— Begin AVAILABLE DATA —

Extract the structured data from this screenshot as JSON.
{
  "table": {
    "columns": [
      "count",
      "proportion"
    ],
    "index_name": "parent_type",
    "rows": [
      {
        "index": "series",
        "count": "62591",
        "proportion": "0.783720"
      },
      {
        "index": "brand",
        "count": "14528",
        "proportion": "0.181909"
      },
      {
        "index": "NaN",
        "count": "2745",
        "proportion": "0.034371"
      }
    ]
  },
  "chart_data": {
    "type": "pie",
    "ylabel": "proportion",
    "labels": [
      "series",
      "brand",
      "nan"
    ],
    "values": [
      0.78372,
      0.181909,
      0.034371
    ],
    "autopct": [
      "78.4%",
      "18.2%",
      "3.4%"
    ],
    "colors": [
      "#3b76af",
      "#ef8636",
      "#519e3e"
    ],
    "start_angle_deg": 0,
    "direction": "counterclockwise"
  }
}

— End AVAILABLE DATA —

Copy each line above that contains the string "proportion".

> [ANSWER TO THIS EXERCISE]
      "proportion"
        "proportion": "0.783720"
        "proportion": "0.181909"
        "proportion": "0.034371"
    "ylabel": "proportion",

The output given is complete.